EXERCISE INSTRUCTIONS.
Turn every line of the rows below into a Markdown table with two columns, No. for the line number and Line for the line itself, skipping any blank lines. Leave out the pictures.

──────────

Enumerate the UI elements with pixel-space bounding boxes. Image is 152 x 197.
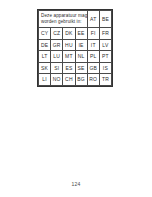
country-cell: IE — [76, 40, 87, 51]
country-cell: ES — [63, 63, 74, 74]
country-cell: TR — [100, 74, 111, 85]
country-cell: CH — [63, 74, 74, 85]
manual-page: Deze apparatuur mag worden gebruikt in: … — [0, 0, 152, 197]
country-cell: CY — [39, 28, 50, 39]
table-caption-line-2: worden gebruikt in: — [41, 19, 87, 25]
country-cell: LT — [39, 51, 50, 62]
country-cell: FI — [88, 28, 99, 39]
country-cell: LU — [51, 51, 62, 62]
country-cell: CZ — [51, 28, 62, 39]
country-cell: IS — [100, 63, 111, 74]
country-cell: SI — [51, 63, 62, 74]
country-cell: BG — [76, 74, 87, 85]
country-cell: SE — [76, 63, 87, 74]
country-cell: IT — [88, 40, 99, 51]
country-cell: HU — [63, 40, 74, 51]
country-cell: EE — [76, 28, 87, 39]
page-number: 124 — [0, 181, 152, 187]
country-code-table: Deze apparatuur mag worden gebruikt in: … — [37, 9, 113, 87]
country-cell: NL — [76, 51, 87, 62]
country-cell-be: BE — [100, 11, 111, 27]
country-cell: GR — [51, 40, 62, 51]
country-cell: MT — [63, 51, 74, 62]
country-cell: SK — [39, 63, 50, 74]
country-cell-at: AT — [88, 11, 99, 27]
country-cell: RO — [88, 74, 99, 85]
country-cell: PT — [100, 51, 111, 62]
table-caption-cell: Deze apparatuur mag worden gebruikt in: — [39, 11, 87, 27]
country-cell: DE — [39, 40, 50, 51]
country-cell: GB — [88, 63, 99, 74]
country-cell: NO — [51, 74, 62, 85]
country-cell: LV — [100, 40, 111, 51]
country-cell: LI — [39, 74, 50, 85]
country-cell: FR — [100, 28, 111, 39]
country-cell: PL — [88, 51, 99, 62]
country-cell: DK — [63, 28, 74, 39]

──────────

RESULT OF THIS EXERCISE.
| No. | Line |
|---|---|
| 1 | Enumerate the UI elements with pixel-space bounding boxes. Image is 152 x 197. |
| 2 | country-cell: IE — [76, 40, 87, 51] |
| 3 | country-cell: ES — [63, 63, 74, 74] |
| 4 | country-cell: TR — [100, 74, 111, 85] |
| 5 | country-cell: CH — [63, 74, 74, 85] |
| 6 | manual-page: Deze apparatuur mag worden gebruikt in: … — [0, 0, 152, 197] |
| 7 | country-cell: CY — [39, 28, 50, 39] |
| 8 | table-caption-line-2: worden gebruikt in: — [41, 19, 87, 25] |
| 9 | country-cell: LT — [39, 51, 50, 62] |
| 10 | country-cell: FI — [88, 28, 99, 39] |
| 11 | country-cell: LU — [51, 51, 62, 62] |
| 12 | country-cell: CZ — [51, 28, 62, 39] |
| 13 | country-cell: IS — [100, 63, 111, 74] |
| 14 | country-cell: SI — [51, 63, 62, 74] |
| 15 | country-cell: BG — [76, 74, 87, 85] |
| 16 | country-cell: SE — [76, 63, 87, 74] |
| 17 | country-cell: IT — [88, 40, 99, 51] |
| 18 | country-cell: HU — [63, 40, 74, 51] |
| 19 | country-cell: EE — [76, 28, 87, 39] |
| 20 | page-number: 124 — [0, 181, 152, 187] |
| 21 | country-code-table: Deze apparatuur mag worden gebruikt in: … — [37, 9, 113, 87] |
| 22 | country-cell: NL — [76, 51, 87, 62] |
| 23 | country-cell-be: BE — [100, 11, 111, 27] |
| 24 | country-cell: GR — [51, 40, 62, 51] |
| 25 | country-cell: MT — [63, 51, 74, 62] |
| 26 | country-cell: SK — [39, 63, 50, 74] |
| 27 | country-cell-at: AT — [88, 11, 99, 27] |
| 28 | country-cell: RO — [88, 74, 99, 85] |
| 29 | country-cell: PT — [100, 51, 111, 62] |
| 30 | table-caption-cell: Deze apparatuur mag worden gebruikt in: — [39, 11, 87, 27] |
| 31 | country-cell: DE — [39, 40, 50, 51] |
| 32 | country-cell: GB — [88, 63, 99, 74] |
| 33 | country-cell: NO — [51, 74, 62, 85] |
| 34 | country-cell: LV — [100, 40, 111, 51] |
| 35 | country-cell: LI — [39, 74, 50, 85] |
| 36 | country-cell: FR — [100, 28, 111, 39] |
| 37 | country-cell: PL — [88, 51, 99, 62] |
| 38 | country-cell: DK — [63, 28, 74, 39] |